• _PROBLEM REQUIREMENTS_
Write out, precisely and in full, each line of the material.

** START AVAILABLE RECORDS **

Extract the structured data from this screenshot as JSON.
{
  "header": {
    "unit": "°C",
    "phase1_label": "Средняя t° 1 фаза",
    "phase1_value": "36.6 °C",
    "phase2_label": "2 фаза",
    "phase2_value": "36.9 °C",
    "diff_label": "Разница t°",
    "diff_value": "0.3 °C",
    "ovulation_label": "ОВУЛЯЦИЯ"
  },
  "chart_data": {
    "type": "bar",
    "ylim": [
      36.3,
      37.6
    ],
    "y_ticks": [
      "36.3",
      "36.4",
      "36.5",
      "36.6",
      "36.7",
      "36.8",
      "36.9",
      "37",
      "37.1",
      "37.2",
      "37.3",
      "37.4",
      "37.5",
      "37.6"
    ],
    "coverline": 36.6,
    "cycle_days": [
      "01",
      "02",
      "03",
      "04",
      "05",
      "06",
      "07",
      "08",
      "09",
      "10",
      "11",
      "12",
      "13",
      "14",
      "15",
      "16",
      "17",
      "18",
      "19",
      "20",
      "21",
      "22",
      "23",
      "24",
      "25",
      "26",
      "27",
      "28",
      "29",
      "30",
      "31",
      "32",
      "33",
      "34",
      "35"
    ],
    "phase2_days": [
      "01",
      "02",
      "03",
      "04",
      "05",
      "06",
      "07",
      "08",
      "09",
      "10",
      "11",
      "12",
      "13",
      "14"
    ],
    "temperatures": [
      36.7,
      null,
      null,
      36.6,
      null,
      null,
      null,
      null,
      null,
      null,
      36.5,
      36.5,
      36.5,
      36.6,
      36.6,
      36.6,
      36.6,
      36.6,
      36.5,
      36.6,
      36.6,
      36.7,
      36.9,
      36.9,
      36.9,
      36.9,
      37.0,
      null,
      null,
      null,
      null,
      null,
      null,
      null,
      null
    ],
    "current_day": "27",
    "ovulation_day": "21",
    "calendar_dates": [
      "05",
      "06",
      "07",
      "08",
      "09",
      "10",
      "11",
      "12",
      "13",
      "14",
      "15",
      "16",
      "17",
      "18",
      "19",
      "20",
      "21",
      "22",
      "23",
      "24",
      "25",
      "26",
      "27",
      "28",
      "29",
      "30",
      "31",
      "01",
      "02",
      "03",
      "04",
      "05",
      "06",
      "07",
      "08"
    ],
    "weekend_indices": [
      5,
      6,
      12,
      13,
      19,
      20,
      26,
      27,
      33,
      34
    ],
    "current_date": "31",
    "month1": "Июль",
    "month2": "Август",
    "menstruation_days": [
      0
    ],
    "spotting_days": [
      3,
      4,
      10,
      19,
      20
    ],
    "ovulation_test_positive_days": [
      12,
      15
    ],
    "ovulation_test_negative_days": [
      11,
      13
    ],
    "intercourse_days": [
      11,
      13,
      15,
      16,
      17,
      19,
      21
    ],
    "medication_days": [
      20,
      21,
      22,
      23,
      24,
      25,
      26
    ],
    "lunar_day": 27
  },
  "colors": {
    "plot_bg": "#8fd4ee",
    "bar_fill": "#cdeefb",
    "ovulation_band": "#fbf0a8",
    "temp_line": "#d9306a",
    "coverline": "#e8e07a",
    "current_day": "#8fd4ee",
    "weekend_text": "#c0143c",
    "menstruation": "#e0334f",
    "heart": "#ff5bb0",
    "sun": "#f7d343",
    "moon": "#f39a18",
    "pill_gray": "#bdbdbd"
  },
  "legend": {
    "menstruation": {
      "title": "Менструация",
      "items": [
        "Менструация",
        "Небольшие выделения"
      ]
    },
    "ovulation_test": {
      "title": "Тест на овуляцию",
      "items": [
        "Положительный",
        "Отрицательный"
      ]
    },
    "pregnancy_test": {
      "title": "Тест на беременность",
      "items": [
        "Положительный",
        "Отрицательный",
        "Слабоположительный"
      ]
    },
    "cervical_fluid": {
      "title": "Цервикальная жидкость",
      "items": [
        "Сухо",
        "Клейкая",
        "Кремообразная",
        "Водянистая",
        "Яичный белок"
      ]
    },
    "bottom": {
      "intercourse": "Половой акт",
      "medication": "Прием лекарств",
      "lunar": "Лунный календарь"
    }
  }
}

** END AVAILABLE RECORDS **

• _RESULT_
Extract the structured data from this screenshot as JSON.
{
  "header": {
    "unit": "°C",
    "phase1_label": "Средняя t° 1 фаза",
    "phase1_value": "36.6 °C",
    "phase2_label": "2 фаза",
    "phase2_value": "36.9 °C",
    "diff_label": "Разница t°",
    "diff_value": "0.3 °C",
    "ovulation_label": "ОВУЛЯЦИЯ"
  },
  "chart_data": {
    "type": "bar",
    "ylim": [
      36.3,
      37.6
    ],
    "y_ticks": [
      "36.3",
      "36.4",
      "36.5",
      "36.6",
      "36.7",
      "36.8",
      "36.9",
      "37",
      "37.1",
      "37.2",
      "37.3",
      "37.4",
      "37.5",
      "37.6"
    ],
    "coverline": 36.6,
    "cycle_days": [
      "01",
      "02",
      "03",
      "04",
      "05",
      "06",
      "07",
      "08",
      "09",
      "10",
      "11",
      "12",
      "13",
      "14",
      "15",
      "16",
      "17",
      "18",
      "19",
      "20",
      "21",
      "22",
      "23",
      "24",
      "25",
      "26",
      "27",
      "28",
      "29",
      "30",
      "31",
      "32",
      "33",
      "34",
      "35"
    ],
    "phase2_days": [
      "01",
      "02",
      "03",
      "04",
      "05",
      "06",
      "07",
      "08",
      "09",
      "10",
      "11",
      "12",
      "13",
      "14"
    ],
    "temperatures": [
      36.7,
      null,
      null,
      36.6,
      null,
      null,
      null,
      null,
      null,
      null,
      36.5,
      36.5,
      36.5,
      36.6,
      36.6,
      36.6,
      36.6,
      36.6,
      36.5,
      36.6,
      36.6,
      36.7,
      36.9,
      36.9,
      36.9,
      36.9,
      37.0,
      null,
      null,
      null,
      null,
      null,
      null,
      null,
      null
    ],
    "current_day": "27",
    "ovulation_day": "21",
    "calendar_dates": [
      "05",
      "06",
      "07",
      "08",
      "09",
      "10",
      "11",
      "12",
      "13",
      "14",
      "15",
      "16",
      "17",
      "18",
      "19",
      "20",
      "21",
      "22",
      "23",
      "24",
      "25",
      "26",
      "27",
      "28",
      "29",
      "30",
      "31",
      "01",
      "02",
      "03",
      "04",
      "05",
      "06",
      "07",
      "08"
    ],
    "weekend_indices": [
      5,
      6,
      12,
      13,
      19,
      20,
      26,
      27,
      33,
      34
    ],
    "current_date": "31",
    "month1": "Июль",
    "month2": "Август",
    "menstruation_days": [
      0
    ],
    "spotting_days": [
      3,
      4,
      10,
      19,
      20
    ],
    "ovulation_test_positive_days": [
      12,
      15
    ],
    "ovulation_test_negative_days": [
      11,
      13
    ],
    "intercourse_days": [
      11,
      13,
      15,
      16,
      17,
      19,
      21
    ],
    "medication_days": [
      20,
      21,
      22,
      23,
      24,
      25,
      26
    ],
    "lunar_day": 27
  },
  "colors": {
    "plot_bg": "#8fd4ee",
    "bar_fill": "#cdeefb",
    "ovulation_band": "#fbf0a8",
    "temp_line": "#d9306a",
    "coverline": "#e8e07a",
    "current_day": "#8fd4ee",
    "weekend_text": "#c0143c",
    "menstruation": "#e0334f",
    "heart": "#ff5bb0",
    "sun": "#f7d343",
    "moon": "#f39a18",
    "pill_gray": "#bdbdbd"
  },
  "legend": {
    "menstruation": {
      "title": "Менструация",
      "items": [
        "Менструация",
        "Небольшие выделения"
      ]
    },
    "ovulation_test": {
      "title": "Тест на овуляцию",
      "items": [
        "Положительный",
        "Отрицательный"
      ]
    },
    "pregnancy_test": {
      "title": "Тест на беременность",
      "items": [
        "Положительный",
        "Отрицательный",
        "Слабоположительный"
      ]
    },
    "cervical_fluid": {
      "title": "Цервикальная жидкость",
      "items": [
        "Сухо",
        "Клейкая",
        "Кремообразная",
        "Водянистая",
        "Яичный белок"
      ]
    },
    "bottom": {
      "intercourse": "Половой акт",
      "medication": "Прием лекарств",
      "lunar": "Лунный календарь"
    }
  }
}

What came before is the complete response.